━━━━━ Input data
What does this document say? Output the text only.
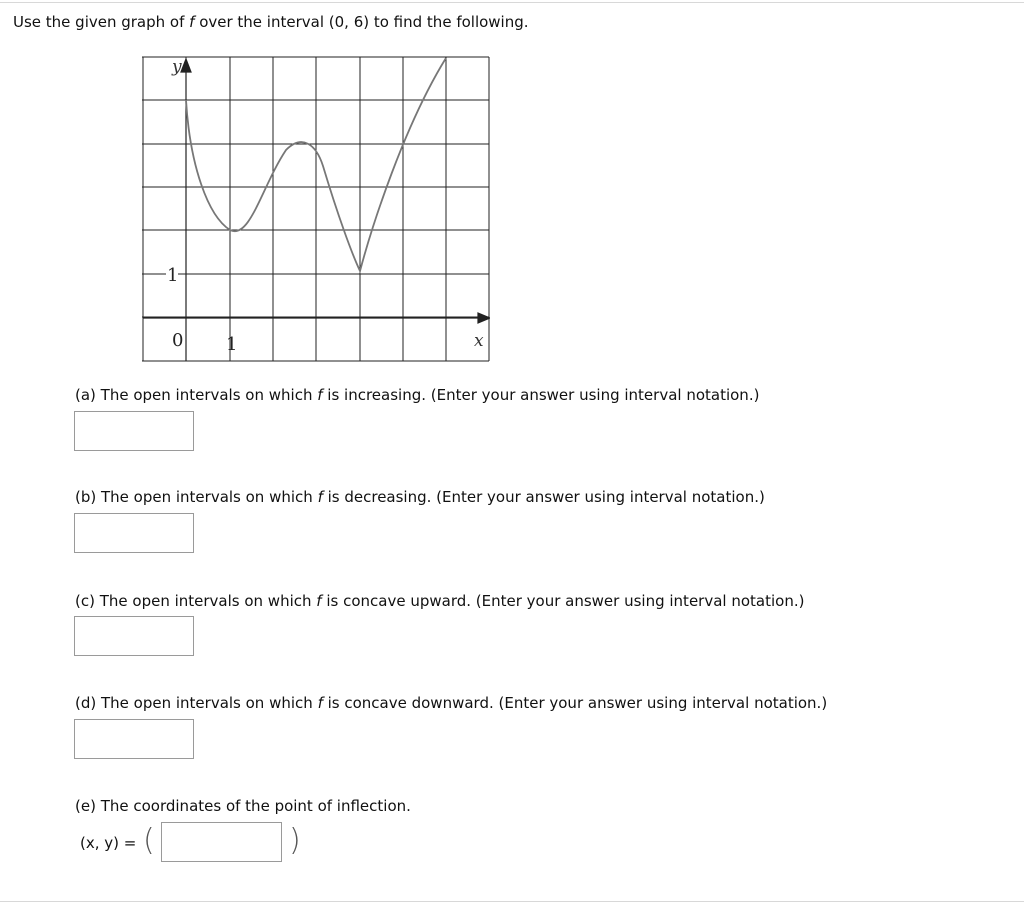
Use the given graph of f over the interval (0, 6) to find the following.
y
0 1
1
x
(a) The open intervals on which f is increasing. (Enter your answer using interval notation.)
(b) The open intervals on which f is decreasing. (Enter your answer using interval notation.)
(c) The open intervals on which f is concave upward. (Enter your answer using interval notation.)
(d) The open intervals on which f is concave downward. (Enter your answer using interval notation.)
(e) The coordinates of the point of inflection.
(x, y) = (	)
━━━━━━━━━━
Collect each line holding the string "Enter".

(a) The open intervals on which f is increasing. (Enter your answer using interval notation.)
(b) The open intervals on which f is decreasing. (Enter your answer using interval notation.)
(c) The open intervals on which f is concave upward. (Enter your answer using interval notation.)
(d) The open intervals on which f is concave downward. (Enter your answer using interval notation.)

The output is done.